ENTRIES:
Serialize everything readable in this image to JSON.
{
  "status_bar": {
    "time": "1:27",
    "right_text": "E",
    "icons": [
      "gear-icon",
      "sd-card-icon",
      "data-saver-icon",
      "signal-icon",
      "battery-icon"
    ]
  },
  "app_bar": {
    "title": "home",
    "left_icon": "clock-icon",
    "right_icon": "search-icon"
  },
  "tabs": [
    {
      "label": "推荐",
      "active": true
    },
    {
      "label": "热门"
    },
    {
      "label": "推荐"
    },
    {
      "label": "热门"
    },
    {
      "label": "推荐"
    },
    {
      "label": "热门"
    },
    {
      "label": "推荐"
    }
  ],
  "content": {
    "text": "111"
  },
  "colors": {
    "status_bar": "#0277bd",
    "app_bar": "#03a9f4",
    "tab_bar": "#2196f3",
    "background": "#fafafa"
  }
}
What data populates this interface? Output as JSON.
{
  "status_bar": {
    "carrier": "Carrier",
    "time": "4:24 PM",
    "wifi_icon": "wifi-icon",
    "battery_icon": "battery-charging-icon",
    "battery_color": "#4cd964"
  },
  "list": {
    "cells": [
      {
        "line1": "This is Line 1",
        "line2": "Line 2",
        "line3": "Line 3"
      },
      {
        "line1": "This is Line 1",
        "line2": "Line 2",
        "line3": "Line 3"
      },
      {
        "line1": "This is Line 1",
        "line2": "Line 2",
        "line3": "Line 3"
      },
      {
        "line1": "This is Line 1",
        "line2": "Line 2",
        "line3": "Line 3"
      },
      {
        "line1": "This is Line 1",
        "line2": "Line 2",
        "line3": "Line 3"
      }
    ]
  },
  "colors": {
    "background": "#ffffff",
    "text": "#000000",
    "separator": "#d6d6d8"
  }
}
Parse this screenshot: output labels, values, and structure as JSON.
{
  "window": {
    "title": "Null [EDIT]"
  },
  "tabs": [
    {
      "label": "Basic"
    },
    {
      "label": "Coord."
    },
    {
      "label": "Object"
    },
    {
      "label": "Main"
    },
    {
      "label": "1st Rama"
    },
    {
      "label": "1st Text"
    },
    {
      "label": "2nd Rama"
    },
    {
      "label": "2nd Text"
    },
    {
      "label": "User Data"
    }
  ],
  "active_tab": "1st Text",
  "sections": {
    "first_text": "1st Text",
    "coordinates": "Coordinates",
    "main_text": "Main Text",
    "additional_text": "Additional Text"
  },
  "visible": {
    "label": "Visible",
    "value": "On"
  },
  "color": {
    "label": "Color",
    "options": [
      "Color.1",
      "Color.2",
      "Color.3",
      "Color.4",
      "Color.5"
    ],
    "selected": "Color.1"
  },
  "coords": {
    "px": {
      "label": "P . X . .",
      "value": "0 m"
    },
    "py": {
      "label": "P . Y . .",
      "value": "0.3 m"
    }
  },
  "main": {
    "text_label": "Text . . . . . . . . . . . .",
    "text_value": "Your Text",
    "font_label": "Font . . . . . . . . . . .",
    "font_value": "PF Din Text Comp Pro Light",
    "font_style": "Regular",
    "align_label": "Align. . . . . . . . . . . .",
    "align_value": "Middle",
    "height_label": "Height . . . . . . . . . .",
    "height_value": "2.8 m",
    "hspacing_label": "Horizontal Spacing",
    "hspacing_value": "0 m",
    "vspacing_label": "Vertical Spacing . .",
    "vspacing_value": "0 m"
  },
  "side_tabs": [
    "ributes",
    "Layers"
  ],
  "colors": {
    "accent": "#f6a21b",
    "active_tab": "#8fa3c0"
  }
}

GIVEN TASK:
Reproduce each record shown above without altering a single word.

SOLUTION FOR THIS EXERCISE:
Serialize everything readable in this image to JSON.
{
  "status_bar": {
    "time": "1:27",
    "right_text": "E",
    "icons": [
      "gear-icon",
      "sd-card-icon",
      "data-saver-icon",
      "signal-icon",
      "battery-icon"
    ]
  },
  "app_bar": {
    "title": "home",
    "left_icon": "clock-icon",
    "right_icon": "search-icon"
  },
  "tabs": [
    {
      "label": "推荐",
      "active": true
    },
    {
      "label": "热门"
    },
    {
      "label": "推荐"
    },
    {
      "label": "热门"
    },
    {
      "label": "推荐"
    },
    {
      "label": "热门"
    },
    {
      "label": "推荐"
    }
  ],
  "content": {
    "text": "111"
  },
  "colors": {
    "status_bar": "#0277bd",
    "app_bar": "#03a9f4",
    "tab_bar": "#2196f3",
    "background": "#fafafa"
  }
}
What data populates this interface? Output as JSON.
{
  "status_bar": {
    "carrier": "Carrier",
    "time": "4:24 PM",
    "wifi_icon": "wifi-icon",
    "battery_icon": "battery-charging-icon",
    "battery_color": "#4cd964"
  },
  "list": {
    "cells": [
      {
        "line1": "This is Line 1",
        "line2": "Line 2",
        "line3": "Line 3"
      },
      {
        "line1": "This is Line 1",
        "line2": "Line 2",
        "line3": "Line 3"
      },
      {
        "line1": "This is Line 1",
        "line2": "Line 2",
        "line3": "Line 3"
      },
      {
        "line1": "This is Line 1",
        "line2": "Line 2",
        "line3": "Line 3"
      },
      {
        "line1": "This is Line 1",
        "line2": "Line 2",
        "line3": "Line 3"
      }
    ]
  },
  "colors": {
    "background": "#ffffff",
    "text": "#000000",
    "separator": "#d6d6d8"
  }
}
Parse this screenshot: output labels, values, and structure as JSON.
{
  "window": {
    "title": "Null [EDIT]"
  },
  "tabs": [
    {
      "label": "Basic"
    },
    {
      "label": "Coord."
    },
    {
      "label": "Object"
    },
    {
      "label": "Main"
    },
    {
      "label": "1st Rama"
    },
    {
      "label": "1st Text"
    },
    {
      "label": "2nd Rama"
    },
    {
      "label": "2nd Text"
    },
    {
      "label": "User Data"
    }
  ],
  "active_tab": "1st Text",
  "sections": {
    "first_text": "1st Text",
    "coordinates": "Coordinates",
    "main_text": "Main Text",
    "additional_text": "Additional Text"
  },
  "visible": {
    "label": "Visible",
    "value": "On"
  },
  "color": {
    "label": "Color",
    "options": [
      "Color.1",
      "Color.2",
      "Color.3",
      "Color.4",
      "Color.5"
    ],
    "selected": "Color.1"
  },
  "coords": {
    "px": {
      "label": "P . X . .",
      "value": "0 m"
    },
    "py": {
      "label": "P . Y . .",
      "value": "0.3 m"
    }
  },
  "main": {
    "text_label": "Text . . . . . . . . . . . .",
    "text_value": "Your Text",
    "font_label": "Font . . . . . . . . . . .",
    "font_value": "PF Din Text Comp Pro Light",
    "font_style": "Regular",
    "align_label": "Align. . . . . . . . . . . .",
    "align_value": "Middle",
    "height_label": "Height . . . . . . . . . .",
    "height_value": "2.8 m",
    "hspacing_label": "Horizontal Spacing",
    "hspacing_value": "0 m",
    "vspacing_label": "Vertical Spacing . .",
    "vspacing_value": "0 m"
  },
  "side_tabs": [
    "ributes",
    "Layers"
  ],
  "colors": {
    "accent": "#f6a21b",
    "active_tab": "#8fa3c0"
  }
}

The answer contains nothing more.